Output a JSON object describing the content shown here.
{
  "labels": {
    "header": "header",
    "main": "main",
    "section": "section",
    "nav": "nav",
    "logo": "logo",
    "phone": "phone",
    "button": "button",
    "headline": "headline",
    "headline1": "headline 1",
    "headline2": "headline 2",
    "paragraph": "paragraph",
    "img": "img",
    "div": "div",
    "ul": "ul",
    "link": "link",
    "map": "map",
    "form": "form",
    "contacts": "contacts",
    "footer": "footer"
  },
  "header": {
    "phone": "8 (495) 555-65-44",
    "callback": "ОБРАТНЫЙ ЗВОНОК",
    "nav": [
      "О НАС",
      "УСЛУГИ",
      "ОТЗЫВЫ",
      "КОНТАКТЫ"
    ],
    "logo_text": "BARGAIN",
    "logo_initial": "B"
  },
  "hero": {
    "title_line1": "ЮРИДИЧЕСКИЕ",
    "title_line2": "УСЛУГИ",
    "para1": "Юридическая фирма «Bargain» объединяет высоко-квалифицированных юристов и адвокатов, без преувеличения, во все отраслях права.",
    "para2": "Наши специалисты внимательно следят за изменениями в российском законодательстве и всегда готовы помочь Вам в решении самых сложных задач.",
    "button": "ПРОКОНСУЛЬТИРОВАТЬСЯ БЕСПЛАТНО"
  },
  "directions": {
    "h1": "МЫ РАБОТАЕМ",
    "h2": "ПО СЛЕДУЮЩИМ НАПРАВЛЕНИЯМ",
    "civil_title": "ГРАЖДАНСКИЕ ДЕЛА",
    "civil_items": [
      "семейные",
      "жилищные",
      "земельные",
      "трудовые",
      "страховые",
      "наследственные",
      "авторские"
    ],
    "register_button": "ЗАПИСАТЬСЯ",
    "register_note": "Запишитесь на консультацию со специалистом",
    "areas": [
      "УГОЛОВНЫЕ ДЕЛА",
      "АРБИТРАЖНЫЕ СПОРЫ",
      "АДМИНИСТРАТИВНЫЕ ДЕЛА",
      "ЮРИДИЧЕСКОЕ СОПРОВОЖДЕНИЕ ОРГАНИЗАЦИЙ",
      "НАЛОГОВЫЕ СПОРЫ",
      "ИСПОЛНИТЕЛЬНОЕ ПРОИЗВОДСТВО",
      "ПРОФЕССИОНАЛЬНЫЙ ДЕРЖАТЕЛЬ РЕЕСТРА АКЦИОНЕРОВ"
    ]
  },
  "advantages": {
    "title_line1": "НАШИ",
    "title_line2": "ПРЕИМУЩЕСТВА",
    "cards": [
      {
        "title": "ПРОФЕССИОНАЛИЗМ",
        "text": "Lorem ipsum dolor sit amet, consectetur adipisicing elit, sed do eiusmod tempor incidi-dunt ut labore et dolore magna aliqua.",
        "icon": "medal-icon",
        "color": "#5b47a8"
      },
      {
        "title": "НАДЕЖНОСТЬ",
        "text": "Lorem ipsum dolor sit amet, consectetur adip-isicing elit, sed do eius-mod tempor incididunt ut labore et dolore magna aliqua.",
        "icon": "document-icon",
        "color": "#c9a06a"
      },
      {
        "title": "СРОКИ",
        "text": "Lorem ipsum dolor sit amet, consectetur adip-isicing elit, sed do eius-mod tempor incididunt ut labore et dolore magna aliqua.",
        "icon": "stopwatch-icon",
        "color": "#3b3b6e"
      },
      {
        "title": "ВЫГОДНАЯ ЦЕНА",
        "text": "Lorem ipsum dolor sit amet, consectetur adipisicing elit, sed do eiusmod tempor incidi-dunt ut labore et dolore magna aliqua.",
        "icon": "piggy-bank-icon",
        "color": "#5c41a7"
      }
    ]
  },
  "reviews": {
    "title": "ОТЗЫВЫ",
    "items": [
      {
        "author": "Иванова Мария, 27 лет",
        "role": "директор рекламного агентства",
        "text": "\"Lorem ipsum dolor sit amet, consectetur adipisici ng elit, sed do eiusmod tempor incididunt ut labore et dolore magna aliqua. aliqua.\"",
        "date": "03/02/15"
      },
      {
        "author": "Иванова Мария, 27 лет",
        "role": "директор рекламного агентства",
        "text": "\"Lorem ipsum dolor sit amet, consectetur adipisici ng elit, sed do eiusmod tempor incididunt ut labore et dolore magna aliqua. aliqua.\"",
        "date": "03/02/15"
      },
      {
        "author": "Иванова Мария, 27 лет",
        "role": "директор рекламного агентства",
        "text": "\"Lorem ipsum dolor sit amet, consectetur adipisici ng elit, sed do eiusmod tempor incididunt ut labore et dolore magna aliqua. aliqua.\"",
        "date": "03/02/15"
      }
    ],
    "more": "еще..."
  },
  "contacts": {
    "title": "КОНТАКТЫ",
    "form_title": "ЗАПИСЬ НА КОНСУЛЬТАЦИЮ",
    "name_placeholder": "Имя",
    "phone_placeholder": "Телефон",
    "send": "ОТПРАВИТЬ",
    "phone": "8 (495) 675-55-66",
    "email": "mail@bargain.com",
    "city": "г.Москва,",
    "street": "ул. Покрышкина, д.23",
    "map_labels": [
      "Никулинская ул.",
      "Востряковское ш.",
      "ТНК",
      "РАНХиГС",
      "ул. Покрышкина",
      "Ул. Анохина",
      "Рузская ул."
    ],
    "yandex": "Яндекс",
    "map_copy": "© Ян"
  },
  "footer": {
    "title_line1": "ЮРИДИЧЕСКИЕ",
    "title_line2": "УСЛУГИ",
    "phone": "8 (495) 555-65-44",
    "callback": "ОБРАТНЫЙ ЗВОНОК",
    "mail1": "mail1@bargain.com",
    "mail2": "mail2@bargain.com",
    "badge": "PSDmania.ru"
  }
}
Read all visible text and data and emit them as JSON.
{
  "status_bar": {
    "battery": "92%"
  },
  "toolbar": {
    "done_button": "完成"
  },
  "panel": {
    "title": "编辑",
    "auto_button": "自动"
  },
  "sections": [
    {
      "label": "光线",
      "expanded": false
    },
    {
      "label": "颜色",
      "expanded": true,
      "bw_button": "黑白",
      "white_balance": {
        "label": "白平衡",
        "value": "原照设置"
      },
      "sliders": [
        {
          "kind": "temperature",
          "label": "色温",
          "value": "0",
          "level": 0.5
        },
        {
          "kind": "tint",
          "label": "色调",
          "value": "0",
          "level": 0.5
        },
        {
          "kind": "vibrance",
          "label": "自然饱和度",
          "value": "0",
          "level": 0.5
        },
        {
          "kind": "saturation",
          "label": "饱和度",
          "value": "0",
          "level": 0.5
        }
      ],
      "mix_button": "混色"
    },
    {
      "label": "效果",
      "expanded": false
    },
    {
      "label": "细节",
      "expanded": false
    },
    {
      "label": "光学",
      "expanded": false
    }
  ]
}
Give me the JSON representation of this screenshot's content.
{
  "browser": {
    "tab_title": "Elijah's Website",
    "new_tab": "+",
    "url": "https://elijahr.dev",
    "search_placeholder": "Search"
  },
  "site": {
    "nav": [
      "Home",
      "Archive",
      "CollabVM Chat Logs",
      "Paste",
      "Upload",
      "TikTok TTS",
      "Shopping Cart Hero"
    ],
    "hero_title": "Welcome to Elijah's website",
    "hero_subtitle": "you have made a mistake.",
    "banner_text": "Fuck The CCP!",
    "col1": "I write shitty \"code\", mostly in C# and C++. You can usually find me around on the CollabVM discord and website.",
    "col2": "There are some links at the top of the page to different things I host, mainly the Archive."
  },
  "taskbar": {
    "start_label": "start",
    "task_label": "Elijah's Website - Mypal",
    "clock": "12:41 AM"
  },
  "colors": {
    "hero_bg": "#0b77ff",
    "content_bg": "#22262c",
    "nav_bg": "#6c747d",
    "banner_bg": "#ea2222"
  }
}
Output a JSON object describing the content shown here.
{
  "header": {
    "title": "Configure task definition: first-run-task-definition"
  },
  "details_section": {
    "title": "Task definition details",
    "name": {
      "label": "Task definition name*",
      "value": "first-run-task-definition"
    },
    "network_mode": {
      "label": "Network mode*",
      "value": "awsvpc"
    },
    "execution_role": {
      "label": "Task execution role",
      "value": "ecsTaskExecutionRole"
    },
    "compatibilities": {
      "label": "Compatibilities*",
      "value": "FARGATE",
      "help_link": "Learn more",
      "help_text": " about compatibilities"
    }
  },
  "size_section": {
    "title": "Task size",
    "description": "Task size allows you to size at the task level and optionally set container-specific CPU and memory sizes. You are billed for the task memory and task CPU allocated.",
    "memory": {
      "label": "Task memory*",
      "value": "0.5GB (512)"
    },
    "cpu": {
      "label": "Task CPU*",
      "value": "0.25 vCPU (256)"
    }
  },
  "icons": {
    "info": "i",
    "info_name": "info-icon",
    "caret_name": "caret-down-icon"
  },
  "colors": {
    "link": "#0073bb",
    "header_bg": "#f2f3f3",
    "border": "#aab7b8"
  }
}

[What needs to be done]
Which lines of the data above contain "definition"? Copy each one.

[Expected answer]
    "title": "Configure task definition: first-run-task-definition"
    "title": "Task definition details",
      "label": "Task definition name*",
      "value": "first-run-task-definition"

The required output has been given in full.